--- Start ---

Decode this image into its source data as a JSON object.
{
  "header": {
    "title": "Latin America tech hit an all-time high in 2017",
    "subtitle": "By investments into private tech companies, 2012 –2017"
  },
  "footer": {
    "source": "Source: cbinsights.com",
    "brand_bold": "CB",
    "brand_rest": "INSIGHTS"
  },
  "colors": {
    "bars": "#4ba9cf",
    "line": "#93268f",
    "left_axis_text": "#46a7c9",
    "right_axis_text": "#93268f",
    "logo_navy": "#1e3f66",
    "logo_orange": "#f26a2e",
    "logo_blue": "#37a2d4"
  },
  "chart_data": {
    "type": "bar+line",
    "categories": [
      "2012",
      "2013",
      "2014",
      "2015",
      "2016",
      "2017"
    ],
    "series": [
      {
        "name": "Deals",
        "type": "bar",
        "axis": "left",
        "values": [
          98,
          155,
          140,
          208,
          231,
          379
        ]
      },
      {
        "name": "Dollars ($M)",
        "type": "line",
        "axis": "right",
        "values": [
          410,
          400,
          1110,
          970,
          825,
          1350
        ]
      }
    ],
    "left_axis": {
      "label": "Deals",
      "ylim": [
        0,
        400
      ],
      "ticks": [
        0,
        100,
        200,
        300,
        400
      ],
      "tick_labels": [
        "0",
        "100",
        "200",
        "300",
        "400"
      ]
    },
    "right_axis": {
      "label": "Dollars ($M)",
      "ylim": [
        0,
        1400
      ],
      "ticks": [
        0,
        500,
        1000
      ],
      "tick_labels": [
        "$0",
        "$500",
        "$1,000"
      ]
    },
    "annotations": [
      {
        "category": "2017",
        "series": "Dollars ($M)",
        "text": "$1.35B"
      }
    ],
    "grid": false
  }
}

--- End ---

- **Exercise goal**: Print the records above exactly as they appear.

- **Result for this task**:
Decode this image into its source data as a JSON object.
{
  "header": {
    "title": "Latin America tech hit an all-time high in 2017",
    "subtitle": "By investments into private tech companies, 2012 –2017"
  },
  "footer": {
    "source": "Source: cbinsights.com",
    "brand_bold": "CB",
    "brand_rest": "INSIGHTS"
  },
  "colors": {
    "bars": "#4ba9cf",
    "line": "#93268f",
    "left_axis_text": "#46a7c9",
    "right_axis_text": "#93268f",
    "logo_navy": "#1e3f66",
    "logo_orange": "#f26a2e",
    "logo_blue": "#37a2d4"
  },
  "chart_data": {
    "type": "bar+line",
    "categories": [
      "2012",
      "2013",
      "2014",
      "2015",
      "2016",
      "2017"
    ],
    "series": [
      {
        "name": "Deals",
        "type": "bar",
        "axis": "left",
        "values": [
          98,
          155,
          140,
          208,
          231,
          379
        ]
      },
      {
        "name": "Dollars ($M)",
        "type": "line",
        "axis": "right",
        "values": [
          410,
          400,
          1110,
          970,
          825,
          1350
        ]
      }
    ],
    "left_axis": {
      "label": "Deals",
      "ylim": [
        0,
        400
      ],
      "ticks": [
        0,
        100,
        200,
        300,
        400
      ],
      "tick_labels": [
        "0",
        "100",
        "200",
        "300",
        "400"
      ]
    },
    "right_axis": {
      "label": "Dollars ($M)",
      "ylim": [
        0,
        1400
      ],
      "ticks": [
        0,
        500,
        1000
      ],
      "tick_labels": [
        "$0",
        "$500",
        "$1,000"
      ]
    },
    "annotations": [
      {
        "category": "2017",
        "series": "Dollars ($M)",
        "text": "$1.35B"
      }
    ],
    "grid": false
  }
}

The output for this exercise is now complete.